■ **EXERCISE**
Leave the pictures out and print every record below exactly as it stands.

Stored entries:
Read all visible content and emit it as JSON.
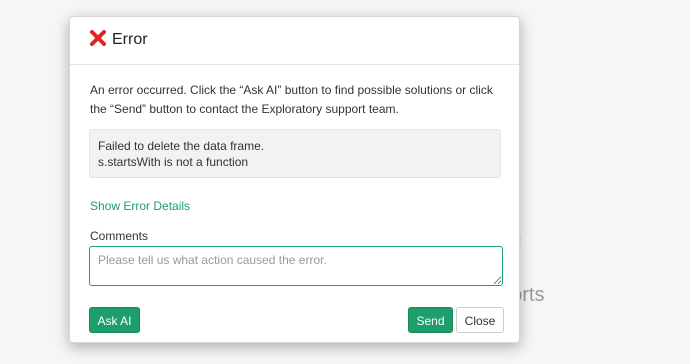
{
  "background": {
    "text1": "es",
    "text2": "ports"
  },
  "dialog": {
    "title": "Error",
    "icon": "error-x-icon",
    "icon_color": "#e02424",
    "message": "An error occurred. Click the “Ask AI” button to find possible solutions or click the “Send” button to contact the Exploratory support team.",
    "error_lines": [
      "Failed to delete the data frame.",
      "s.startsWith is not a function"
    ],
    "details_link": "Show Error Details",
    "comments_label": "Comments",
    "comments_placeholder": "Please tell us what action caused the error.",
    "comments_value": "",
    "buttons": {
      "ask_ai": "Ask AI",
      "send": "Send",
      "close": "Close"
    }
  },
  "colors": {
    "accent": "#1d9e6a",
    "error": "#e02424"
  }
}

■ **REPLY TO THE TASK**
Read all visible content and emit it as JSON.
{
  "background": {
    "text1": "es",
    "text2": "ports"
  },
  "dialog": {
    "title": "Error",
    "icon": "error-x-icon",
    "icon_color": "#e02424",
    "message": "An error occurred. Click the “Ask AI” button to find possible solutions or click the “Send” button to contact the Exploratory support team.",
    "error_lines": [
      "Failed to delete the data frame.",
      "s.startsWith is not a function"
    ],
    "details_link": "Show Error Details",
    "comments_label": "Comments",
    "comments_placeholder": "Please tell us what action caused the error.",
    "comments_value": "",
    "buttons": {
      "ask_ai": "Ask AI",
      "send": "Send",
      "close": "Close"
    }
  },
  "colors": {
    "accent": "#1d9e6a",
    "error": "#e02424"
  }
}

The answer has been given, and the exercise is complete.